WHAT TO WORK ON:
Scan the lines below for the word "JSON". Copy each line you find it in.

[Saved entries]
•••
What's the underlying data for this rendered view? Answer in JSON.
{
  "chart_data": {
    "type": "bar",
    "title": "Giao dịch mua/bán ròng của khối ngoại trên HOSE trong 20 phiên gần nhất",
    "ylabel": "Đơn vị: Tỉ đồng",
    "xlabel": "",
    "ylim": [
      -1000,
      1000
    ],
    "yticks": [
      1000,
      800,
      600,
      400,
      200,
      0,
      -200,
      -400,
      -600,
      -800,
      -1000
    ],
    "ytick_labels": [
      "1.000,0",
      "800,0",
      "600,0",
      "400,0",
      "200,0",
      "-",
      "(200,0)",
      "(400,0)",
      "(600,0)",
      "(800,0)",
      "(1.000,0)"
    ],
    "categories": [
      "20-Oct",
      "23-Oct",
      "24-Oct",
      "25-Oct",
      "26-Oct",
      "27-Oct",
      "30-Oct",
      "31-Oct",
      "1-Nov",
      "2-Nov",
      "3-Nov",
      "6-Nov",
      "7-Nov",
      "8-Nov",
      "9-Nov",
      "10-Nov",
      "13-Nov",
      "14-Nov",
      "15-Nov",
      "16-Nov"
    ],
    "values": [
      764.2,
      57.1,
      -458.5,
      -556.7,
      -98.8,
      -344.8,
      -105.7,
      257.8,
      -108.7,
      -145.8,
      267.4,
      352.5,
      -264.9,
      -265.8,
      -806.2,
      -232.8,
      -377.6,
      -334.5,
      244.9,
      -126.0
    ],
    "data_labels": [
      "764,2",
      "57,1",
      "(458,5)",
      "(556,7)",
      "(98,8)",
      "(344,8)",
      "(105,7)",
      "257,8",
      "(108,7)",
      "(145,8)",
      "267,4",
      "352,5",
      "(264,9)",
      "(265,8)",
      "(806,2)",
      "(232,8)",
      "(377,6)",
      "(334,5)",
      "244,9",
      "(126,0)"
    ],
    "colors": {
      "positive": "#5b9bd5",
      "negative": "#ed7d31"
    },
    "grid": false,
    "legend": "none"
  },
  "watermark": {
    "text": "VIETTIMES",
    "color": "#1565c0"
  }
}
•••
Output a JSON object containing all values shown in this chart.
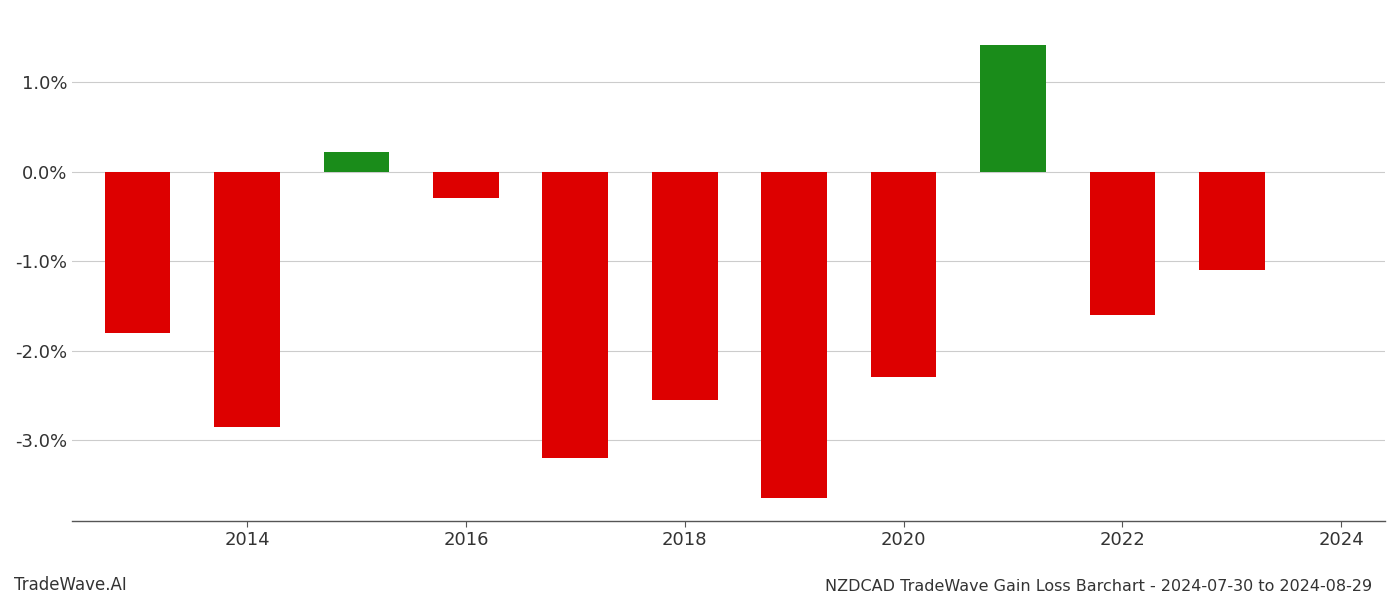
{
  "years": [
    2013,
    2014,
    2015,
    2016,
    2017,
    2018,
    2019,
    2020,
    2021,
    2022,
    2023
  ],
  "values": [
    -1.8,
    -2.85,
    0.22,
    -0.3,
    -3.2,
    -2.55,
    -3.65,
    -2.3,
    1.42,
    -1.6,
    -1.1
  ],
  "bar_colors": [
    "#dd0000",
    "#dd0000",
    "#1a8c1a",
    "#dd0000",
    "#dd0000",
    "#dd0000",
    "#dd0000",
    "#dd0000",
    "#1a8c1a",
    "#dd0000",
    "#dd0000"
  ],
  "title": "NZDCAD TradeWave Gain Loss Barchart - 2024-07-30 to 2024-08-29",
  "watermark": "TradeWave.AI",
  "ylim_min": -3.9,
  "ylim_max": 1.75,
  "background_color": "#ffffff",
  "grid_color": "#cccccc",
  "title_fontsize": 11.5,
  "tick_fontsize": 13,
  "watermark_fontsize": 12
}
•••
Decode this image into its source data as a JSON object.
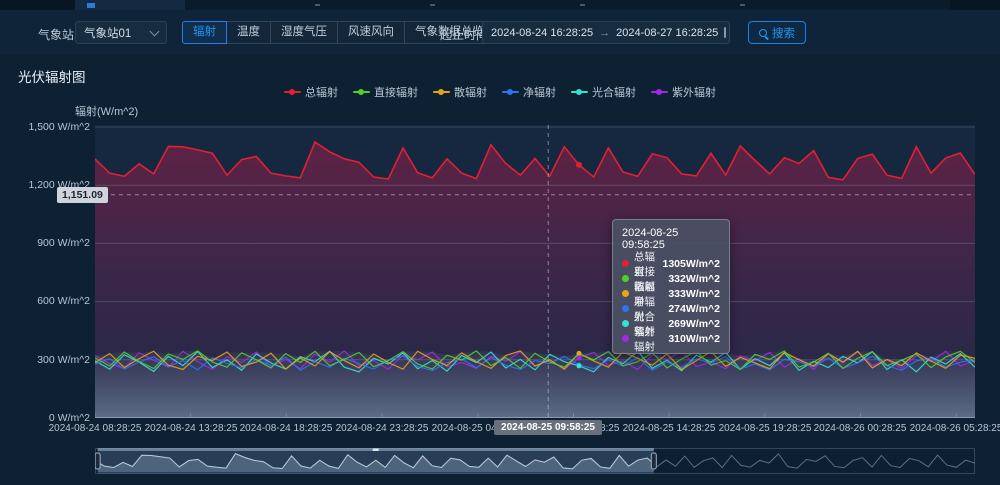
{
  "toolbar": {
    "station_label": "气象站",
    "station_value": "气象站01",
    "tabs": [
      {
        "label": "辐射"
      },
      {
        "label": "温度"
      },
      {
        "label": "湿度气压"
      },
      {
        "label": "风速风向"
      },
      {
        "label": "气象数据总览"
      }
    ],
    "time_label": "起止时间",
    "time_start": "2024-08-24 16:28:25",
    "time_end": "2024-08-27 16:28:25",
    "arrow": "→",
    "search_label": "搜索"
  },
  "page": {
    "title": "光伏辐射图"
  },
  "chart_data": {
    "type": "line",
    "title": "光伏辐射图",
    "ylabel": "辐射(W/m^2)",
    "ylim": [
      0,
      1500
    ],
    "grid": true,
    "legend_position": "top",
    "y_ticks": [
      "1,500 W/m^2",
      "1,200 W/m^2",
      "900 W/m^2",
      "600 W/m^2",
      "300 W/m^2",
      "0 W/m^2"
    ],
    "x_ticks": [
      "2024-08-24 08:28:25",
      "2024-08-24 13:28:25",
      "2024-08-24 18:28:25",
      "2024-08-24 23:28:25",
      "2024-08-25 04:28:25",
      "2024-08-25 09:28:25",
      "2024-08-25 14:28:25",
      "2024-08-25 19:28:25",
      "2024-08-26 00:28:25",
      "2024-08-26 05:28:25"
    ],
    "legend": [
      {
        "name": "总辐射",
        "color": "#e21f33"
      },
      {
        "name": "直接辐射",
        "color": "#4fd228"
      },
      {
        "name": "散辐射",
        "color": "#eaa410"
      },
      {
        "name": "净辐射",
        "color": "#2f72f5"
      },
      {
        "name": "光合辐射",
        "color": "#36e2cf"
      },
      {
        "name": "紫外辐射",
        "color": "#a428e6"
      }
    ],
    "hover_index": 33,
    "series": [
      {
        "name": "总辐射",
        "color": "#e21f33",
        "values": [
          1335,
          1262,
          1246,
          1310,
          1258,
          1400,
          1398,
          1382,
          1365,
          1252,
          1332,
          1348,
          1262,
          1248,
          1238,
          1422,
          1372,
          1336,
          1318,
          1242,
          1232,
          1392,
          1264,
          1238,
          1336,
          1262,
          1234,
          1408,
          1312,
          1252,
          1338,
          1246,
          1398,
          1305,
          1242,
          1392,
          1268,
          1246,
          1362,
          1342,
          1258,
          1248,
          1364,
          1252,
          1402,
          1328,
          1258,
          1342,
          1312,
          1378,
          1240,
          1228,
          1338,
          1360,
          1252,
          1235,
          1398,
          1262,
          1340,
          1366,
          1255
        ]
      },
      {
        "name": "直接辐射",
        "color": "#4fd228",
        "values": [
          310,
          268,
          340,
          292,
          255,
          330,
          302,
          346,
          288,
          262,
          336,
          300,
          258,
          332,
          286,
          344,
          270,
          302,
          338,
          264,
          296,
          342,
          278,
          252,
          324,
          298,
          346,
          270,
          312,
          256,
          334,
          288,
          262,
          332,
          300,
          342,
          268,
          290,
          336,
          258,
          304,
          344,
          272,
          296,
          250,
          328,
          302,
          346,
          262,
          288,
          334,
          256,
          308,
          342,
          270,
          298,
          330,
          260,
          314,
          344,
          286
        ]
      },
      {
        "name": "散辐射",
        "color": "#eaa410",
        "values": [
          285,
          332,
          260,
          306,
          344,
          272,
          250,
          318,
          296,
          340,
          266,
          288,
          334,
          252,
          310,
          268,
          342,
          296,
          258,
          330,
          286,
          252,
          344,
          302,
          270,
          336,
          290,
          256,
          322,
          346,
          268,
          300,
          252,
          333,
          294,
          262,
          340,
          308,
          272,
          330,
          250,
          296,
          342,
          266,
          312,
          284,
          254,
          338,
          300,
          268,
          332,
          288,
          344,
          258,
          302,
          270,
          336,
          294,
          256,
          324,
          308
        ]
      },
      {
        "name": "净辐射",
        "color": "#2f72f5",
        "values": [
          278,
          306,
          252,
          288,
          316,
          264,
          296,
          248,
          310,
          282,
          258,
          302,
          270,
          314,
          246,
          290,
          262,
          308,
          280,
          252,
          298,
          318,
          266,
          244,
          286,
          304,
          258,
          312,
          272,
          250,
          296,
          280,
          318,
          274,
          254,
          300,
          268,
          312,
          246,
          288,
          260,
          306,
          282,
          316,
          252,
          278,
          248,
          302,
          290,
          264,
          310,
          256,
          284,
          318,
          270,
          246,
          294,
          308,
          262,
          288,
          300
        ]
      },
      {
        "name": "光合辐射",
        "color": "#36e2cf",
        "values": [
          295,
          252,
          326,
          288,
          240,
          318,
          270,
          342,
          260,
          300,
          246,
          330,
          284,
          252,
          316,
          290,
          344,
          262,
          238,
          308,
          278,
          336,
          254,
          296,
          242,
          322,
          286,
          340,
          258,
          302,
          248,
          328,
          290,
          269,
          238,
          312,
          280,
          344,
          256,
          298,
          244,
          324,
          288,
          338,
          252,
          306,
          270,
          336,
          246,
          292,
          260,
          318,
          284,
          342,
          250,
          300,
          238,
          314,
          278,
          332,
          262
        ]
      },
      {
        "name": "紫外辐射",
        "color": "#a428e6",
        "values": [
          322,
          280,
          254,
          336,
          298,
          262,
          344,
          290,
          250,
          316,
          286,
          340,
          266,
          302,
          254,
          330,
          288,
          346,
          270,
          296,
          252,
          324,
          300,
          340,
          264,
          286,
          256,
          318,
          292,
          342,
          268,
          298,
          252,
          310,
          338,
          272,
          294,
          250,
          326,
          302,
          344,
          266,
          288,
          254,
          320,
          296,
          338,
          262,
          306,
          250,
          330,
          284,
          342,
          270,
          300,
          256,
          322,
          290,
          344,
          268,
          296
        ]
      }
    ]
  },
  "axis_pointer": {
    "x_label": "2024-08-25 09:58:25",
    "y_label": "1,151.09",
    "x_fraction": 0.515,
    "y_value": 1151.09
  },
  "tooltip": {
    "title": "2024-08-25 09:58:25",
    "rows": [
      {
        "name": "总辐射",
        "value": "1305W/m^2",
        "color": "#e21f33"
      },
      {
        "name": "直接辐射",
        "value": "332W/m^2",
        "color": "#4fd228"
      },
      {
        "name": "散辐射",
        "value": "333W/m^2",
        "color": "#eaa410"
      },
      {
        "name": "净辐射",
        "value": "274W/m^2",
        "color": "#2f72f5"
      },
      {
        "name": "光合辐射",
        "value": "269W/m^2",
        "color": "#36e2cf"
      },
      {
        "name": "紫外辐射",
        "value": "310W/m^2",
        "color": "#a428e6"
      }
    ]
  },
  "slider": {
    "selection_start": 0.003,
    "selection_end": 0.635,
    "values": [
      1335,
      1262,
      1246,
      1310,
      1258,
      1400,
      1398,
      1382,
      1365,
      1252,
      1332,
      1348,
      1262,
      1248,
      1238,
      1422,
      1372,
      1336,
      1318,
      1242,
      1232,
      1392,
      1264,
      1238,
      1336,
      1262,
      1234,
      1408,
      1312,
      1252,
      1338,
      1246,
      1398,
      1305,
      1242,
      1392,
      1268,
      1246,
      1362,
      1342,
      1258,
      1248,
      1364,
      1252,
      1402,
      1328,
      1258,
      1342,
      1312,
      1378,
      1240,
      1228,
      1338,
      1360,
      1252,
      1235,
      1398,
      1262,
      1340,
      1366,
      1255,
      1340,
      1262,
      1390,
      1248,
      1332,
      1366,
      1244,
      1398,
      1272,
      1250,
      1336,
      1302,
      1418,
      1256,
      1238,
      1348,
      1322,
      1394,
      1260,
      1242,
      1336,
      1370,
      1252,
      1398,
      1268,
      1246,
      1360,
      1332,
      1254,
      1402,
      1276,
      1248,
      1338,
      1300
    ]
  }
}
•••
OUTPUT OF THE TASK:
What's the underlying data for this rendered view? Answer in JSON.
Output a JSON object containing all values shown in this chart.
Decode this image into its source data as a JSON object.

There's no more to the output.